### [PROBLEM REQUIREMENTS]
In full and without alteration, give the listing again.

### [INPUT MATERIAL]

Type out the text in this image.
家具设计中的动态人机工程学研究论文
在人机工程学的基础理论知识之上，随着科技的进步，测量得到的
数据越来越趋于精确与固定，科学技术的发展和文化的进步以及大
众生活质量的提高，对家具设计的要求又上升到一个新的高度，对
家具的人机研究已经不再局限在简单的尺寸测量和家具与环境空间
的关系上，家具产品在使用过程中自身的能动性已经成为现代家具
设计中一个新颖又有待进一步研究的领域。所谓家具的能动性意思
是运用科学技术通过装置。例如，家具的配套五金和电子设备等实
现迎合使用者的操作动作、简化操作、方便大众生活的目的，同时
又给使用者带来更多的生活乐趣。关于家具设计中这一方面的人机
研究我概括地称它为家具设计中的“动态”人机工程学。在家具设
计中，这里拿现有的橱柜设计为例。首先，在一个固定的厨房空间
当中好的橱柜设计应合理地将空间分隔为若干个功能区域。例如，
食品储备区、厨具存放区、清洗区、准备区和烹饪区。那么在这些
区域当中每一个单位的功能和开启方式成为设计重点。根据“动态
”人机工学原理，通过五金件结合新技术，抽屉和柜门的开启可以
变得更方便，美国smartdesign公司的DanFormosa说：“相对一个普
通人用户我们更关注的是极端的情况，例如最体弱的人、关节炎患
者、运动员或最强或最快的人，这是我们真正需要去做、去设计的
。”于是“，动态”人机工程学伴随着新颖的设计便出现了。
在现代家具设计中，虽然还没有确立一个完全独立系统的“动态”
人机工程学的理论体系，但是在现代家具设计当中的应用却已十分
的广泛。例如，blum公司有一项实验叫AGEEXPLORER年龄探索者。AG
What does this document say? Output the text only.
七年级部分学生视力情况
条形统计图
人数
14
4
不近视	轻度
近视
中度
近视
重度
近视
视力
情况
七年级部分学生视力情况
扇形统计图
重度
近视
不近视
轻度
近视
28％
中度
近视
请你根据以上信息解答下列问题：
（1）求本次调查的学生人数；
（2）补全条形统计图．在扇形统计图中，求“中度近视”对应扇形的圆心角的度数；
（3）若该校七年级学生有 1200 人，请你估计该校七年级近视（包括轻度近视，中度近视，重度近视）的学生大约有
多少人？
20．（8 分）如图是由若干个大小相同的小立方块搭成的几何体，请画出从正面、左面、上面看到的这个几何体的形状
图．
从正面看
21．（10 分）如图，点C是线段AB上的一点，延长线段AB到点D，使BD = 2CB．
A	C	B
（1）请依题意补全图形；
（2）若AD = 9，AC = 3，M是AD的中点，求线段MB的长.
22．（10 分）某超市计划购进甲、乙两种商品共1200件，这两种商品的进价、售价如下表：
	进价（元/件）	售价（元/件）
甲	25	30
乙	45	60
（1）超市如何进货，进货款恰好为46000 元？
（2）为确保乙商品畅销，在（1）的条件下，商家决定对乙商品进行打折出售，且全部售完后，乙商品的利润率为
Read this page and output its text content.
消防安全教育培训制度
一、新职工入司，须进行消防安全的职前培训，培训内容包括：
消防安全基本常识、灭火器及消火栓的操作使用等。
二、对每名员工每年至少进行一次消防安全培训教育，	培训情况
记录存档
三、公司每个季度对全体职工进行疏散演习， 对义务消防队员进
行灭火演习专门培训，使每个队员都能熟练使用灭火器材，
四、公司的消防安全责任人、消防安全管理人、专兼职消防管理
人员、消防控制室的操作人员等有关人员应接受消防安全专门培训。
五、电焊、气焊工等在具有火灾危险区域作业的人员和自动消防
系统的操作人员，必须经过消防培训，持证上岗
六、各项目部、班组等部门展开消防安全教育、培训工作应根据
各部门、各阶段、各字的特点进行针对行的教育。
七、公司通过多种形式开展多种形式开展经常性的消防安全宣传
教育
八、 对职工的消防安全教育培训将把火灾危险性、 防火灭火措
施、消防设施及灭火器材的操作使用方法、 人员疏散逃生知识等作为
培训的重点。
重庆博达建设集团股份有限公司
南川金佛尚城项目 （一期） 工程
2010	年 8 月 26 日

### [SOLUTION BELOW]
Type out the text in this image.
家具设计中的动态人机工程学研究论文
在人机工程学的基础理论知识之上，随着科技的进步，测量得到的
数据越来越趋于精确与固定，科学技术的发展和文化的进步以及大
众生活质量的提高，对家具设计的要求又上升到一个新的高度，对
家具的人机研究已经不再局限在简单的尺寸测量和家具与环境空间
的关系上，家具产品在使用过程中自身的能动性已经成为现代家具
设计中一个新颖又有待进一步研究的领域。所谓家具的能动性意思
是运用科学技术通过装置。例如，家具的配套五金和电子设备等实
现迎合使用者的操作动作、简化操作、方便大众生活的目的，同时
又给使用者带来更多的生活乐趣。关于家具设计中这一方面的人机
研究我概括地称它为家具设计中的“动态”人机工程学。在家具设
计中，这里拿现有的橱柜设计为例。首先，在一个固定的厨房空间
当中好的橱柜设计应合理地将空间分隔为若干个功能区域。例如，
食品储备区、厨具存放区、清洗区、准备区和烹饪区。那么在这些
区域当中每一个单位的功能和开启方式成为设计重点。根据“动态
”人机工学原理，通过五金件结合新技术，抽屉和柜门的开启可以
变得更方便，美国smartdesign公司的DanFormosa说：“相对一个普
通人用户我们更关注的是极端的情况，例如最体弱的人、关节炎患
者、运动员或最强或最快的人，这是我们真正需要去做、去设计的
。”于是“，动态”人机工程学伴随着新颖的设计便出现了。
在现代家具设计中，虽然还没有确立一个完全独立系统的“动态”
人机工程学的理论体系，但是在现代家具设计当中的应用却已十分
的广泛。例如，blum公司有一项实验叫AGEEXPLORER年龄探索者。AG
What does this document say? Output the text only.
七年级部分学生视力情况
条形统计图
人数
14
4
不近视	轻度
近视
中度
近视
重度
近视
视力
情况
七年级部分学生视力情况
扇形统计图
重度
近视
不近视
轻度
近视
28％
中度
近视
请你根据以上信息解答下列问题：
（1）求本次调查的学生人数；
（2）补全条形统计图．在扇形统计图中，求“中度近视”对应扇形的圆心角的度数；
（3）若该校七年级学生有 1200 人，请你估计该校七年级近视（包括轻度近视，中度近视，重度近视）的学生大约有
多少人？
20．（8 分）如图是由若干个大小相同的小立方块搭成的几何体，请画出从正面、左面、上面看到的这个几何体的形状
图．
从正面看
21．（10 分）如图，点C是线段AB上的一点，延长线段AB到点D，使BD = 2CB．
A	C	B
（1）请依题意补全图形；
（2）若AD = 9，AC = 3，M是AD的中点，求线段MB的长.
22．（10 分）某超市计划购进甲、乙两种商品共1200件，这两种商品的进价、售价如下表：
	进价（元/件）	售价（元/件）
甲	25	30
乙	45	60
（1）超市如何进货，进货款恰好为46000 元？
（2）为确保乙商品畅销，在（1）的条件下，商家决定对乙商品进行打折出售，且全部售完后，乙商品的利润率为
Read this page and output its text content.
消防安全教育培训制度
一、新职工入司，须进行消防安全的职前培训，培训内容包括：
消防安全基本常识、灭火器及消火栓的操作使用等。
二、对每名员工每年至少进行一次消防安全培训教育，	培训情况
记录存档
三、公司每个季度对全体职工进行疏散演习， 对义务消防队员进
行灭火演习专门培训，使每个队员都能熟练使用灭火器材，
四、公司的消防安全责任人、消防安全管理人、专兼职消防管理
人员、消防控制室的操作人员等有关人员应接受消防安全专门培训。
五、电焊、气焊工等在具有火灾危险区域作业的人员和自动消防
系统的操作人员，必须经过消防培训，持证上岗
六、各项目部、班组等部门展开消防安全教育、培训工作应根据
各部门、各阶段、各字的特点进行针对行的教育。
七、公司通过多种形式开展多种形式开展经常性的消防安全宣传
教育
八、 对职工的消防安全教育培训将把火灾危险性、 防火灭火措
施、消防设施及灭火器材的操作使用方法、 人员疏散逃生知识等作为
培训的重点。
重庆博达建设集团股份有限公司
南川金佛尚城项目 （一期） 工程
2010	年 8 月 26 日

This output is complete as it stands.